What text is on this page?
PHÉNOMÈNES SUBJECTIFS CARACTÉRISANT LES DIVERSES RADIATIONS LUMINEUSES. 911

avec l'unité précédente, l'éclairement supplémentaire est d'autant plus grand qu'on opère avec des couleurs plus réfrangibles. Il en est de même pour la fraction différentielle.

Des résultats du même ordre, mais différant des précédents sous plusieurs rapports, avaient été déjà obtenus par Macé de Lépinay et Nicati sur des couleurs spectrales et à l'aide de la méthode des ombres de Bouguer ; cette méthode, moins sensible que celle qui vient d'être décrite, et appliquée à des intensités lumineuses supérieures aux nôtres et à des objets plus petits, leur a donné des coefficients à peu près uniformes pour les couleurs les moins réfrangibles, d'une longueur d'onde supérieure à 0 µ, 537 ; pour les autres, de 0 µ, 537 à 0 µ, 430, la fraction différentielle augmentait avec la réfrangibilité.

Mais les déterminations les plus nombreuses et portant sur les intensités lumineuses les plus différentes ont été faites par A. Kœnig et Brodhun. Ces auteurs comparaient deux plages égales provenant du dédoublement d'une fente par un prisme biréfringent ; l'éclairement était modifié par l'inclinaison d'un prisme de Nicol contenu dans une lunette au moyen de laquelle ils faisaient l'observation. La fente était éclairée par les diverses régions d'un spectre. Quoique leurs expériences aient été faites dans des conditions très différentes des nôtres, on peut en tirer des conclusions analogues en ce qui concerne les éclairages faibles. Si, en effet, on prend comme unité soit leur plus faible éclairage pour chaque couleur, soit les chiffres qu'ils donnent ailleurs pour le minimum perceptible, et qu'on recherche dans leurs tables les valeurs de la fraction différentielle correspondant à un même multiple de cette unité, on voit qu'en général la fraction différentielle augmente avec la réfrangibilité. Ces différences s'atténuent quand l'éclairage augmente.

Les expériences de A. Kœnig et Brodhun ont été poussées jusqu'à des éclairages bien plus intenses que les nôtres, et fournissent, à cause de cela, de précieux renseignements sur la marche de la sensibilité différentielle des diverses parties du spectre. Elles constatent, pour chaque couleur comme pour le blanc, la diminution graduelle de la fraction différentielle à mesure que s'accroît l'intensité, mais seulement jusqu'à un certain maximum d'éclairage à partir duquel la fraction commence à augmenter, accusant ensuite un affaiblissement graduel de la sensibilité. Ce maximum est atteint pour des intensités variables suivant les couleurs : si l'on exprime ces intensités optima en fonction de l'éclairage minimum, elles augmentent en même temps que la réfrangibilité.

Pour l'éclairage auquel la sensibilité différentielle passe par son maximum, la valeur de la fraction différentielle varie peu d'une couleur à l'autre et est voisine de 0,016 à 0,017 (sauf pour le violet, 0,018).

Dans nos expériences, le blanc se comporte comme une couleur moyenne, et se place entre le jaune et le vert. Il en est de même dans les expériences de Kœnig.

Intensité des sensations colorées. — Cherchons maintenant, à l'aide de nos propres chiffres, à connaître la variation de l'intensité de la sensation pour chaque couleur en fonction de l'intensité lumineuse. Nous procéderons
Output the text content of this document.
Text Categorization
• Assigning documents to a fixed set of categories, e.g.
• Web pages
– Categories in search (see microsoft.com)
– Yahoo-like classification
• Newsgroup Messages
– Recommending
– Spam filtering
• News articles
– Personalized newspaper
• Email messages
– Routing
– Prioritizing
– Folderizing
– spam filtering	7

▶ WHAT YOU NEED TO DO
Retype exactly, please, each line from the line that contains "Output the text content of this document." through the last line of the entries above, with nothing added.

▶ RESULT OF THIS EXERCISE
Output the text content of this document.
Text Categorization
• Assigning documents to a fixed set of categories, e.g.
• Web pages
– Categories in search (see microsoft.com)
– Yahoo-like classification
• Newsgroup Messages
– Recommending
– Spam filtering
• News articles
– Personalized newspaper
• Email messages
– Routing
– Prioritizing
– Folderizing
– spam filtering	7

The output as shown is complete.